▸ Brief: Find each line with the string "kommun" and copy it.

▸ Supplied data:
>> START

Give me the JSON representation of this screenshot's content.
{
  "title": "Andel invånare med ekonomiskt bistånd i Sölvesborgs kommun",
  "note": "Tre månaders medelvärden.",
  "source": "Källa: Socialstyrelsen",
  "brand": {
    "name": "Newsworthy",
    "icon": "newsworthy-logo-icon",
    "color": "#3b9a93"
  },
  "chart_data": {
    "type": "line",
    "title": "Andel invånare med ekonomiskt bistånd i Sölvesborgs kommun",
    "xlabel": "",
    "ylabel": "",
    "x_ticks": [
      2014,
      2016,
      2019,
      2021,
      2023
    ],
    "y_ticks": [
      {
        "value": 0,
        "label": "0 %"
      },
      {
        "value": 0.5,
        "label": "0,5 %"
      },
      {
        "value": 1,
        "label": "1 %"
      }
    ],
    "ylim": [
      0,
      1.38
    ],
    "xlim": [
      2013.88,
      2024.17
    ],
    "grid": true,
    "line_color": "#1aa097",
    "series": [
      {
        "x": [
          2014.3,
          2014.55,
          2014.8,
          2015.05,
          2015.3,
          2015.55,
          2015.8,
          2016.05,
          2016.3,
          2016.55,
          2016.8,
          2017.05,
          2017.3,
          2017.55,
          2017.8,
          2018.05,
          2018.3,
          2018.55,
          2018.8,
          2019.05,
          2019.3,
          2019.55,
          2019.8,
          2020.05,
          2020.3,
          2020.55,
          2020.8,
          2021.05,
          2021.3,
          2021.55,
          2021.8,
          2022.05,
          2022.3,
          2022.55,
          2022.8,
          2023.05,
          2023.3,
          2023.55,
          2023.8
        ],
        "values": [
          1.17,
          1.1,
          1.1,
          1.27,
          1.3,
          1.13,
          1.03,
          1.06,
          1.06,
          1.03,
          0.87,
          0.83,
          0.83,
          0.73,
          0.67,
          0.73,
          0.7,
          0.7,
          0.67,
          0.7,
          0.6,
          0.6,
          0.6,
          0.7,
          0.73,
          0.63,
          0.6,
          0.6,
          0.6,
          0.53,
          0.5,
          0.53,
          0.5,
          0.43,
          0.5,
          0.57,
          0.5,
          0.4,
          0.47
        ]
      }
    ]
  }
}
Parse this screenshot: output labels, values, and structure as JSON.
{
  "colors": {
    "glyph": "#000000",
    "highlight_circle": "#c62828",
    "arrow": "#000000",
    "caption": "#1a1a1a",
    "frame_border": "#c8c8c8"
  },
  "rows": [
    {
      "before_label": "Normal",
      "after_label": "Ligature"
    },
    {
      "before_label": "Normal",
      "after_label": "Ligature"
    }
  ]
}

>> END

▸ Full output:
  "title": "Andel invånare med ekonomiskt bistånd i Sölvesborgs kommun",
    "title": "Andel invånare med ekonomiskt bistånd i Sölvesborgs kommun",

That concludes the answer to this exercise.